Records contained in a dataset:
_ _ _ _
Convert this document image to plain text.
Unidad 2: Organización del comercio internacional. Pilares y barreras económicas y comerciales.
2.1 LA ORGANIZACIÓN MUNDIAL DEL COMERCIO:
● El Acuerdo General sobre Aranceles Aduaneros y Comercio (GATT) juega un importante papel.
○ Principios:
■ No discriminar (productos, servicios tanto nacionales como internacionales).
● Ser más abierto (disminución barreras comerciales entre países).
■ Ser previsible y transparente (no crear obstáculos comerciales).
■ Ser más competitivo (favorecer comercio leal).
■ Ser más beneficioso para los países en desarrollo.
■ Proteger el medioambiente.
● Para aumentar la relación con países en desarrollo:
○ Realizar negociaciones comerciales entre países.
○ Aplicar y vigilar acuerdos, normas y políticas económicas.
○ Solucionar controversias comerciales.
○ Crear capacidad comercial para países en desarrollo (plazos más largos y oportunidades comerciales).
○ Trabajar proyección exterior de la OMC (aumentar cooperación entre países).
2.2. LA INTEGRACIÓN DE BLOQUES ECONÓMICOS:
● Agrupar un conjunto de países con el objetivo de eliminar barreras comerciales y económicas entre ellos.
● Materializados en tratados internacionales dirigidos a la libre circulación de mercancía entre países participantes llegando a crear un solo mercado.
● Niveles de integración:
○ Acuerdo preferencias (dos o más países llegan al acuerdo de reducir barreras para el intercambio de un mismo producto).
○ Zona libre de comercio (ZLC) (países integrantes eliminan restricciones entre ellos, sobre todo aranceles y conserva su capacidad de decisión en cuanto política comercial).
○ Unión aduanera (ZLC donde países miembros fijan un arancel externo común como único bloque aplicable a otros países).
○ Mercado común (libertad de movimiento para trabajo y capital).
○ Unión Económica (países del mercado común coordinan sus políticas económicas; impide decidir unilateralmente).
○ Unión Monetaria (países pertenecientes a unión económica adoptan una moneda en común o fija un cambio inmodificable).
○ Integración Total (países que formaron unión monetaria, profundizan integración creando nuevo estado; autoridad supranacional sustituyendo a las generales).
_ _ _ _
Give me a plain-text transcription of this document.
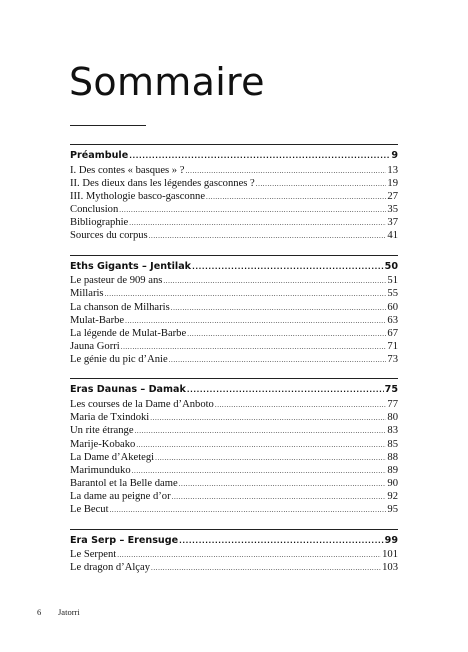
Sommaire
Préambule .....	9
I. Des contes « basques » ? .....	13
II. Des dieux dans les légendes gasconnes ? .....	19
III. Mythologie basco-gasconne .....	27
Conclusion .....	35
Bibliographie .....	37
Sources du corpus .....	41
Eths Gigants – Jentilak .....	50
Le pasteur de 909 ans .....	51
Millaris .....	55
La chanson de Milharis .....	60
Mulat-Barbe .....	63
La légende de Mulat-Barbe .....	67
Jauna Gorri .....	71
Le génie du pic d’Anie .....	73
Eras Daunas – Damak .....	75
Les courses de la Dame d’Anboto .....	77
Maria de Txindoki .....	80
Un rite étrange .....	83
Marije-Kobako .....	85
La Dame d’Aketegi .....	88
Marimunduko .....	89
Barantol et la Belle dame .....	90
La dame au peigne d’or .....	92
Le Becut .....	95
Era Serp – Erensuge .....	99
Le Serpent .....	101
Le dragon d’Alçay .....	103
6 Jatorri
_ _ _ _
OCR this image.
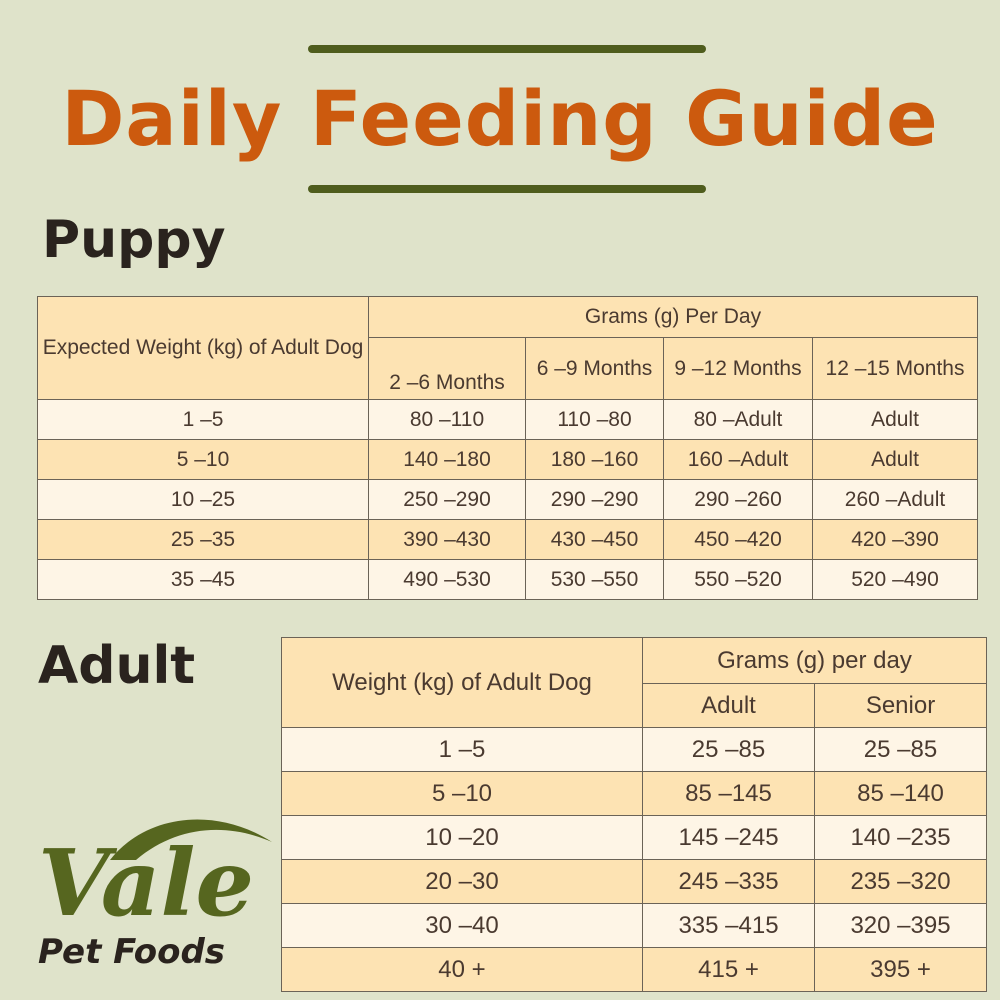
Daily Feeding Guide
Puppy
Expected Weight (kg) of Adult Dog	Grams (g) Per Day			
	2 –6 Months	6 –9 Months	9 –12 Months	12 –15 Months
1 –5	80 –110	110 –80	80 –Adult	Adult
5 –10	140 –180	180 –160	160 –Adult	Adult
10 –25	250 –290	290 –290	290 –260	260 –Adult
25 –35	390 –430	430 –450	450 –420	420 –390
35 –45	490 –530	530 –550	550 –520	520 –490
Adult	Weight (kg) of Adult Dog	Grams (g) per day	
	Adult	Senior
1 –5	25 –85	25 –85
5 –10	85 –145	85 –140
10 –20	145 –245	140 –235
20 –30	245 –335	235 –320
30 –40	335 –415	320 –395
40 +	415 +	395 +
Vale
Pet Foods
_ _ _ _
Show the lines of the data that hold the word "económicas".

**The completed task:**
Unidad 2: Organización del comercio internacional. Pilares y barreras económicas y comerciales.
○ Aplicar y vigilar acuerdos, normas y políticas económicas.
● Agrupar un conjunto de países con el objetivo de eliminar barreras comerciales y económicas entre ellos.
○ Unión Económica (países del mercado común coordinan sus políticas económicas; impide decidir unilateralmente).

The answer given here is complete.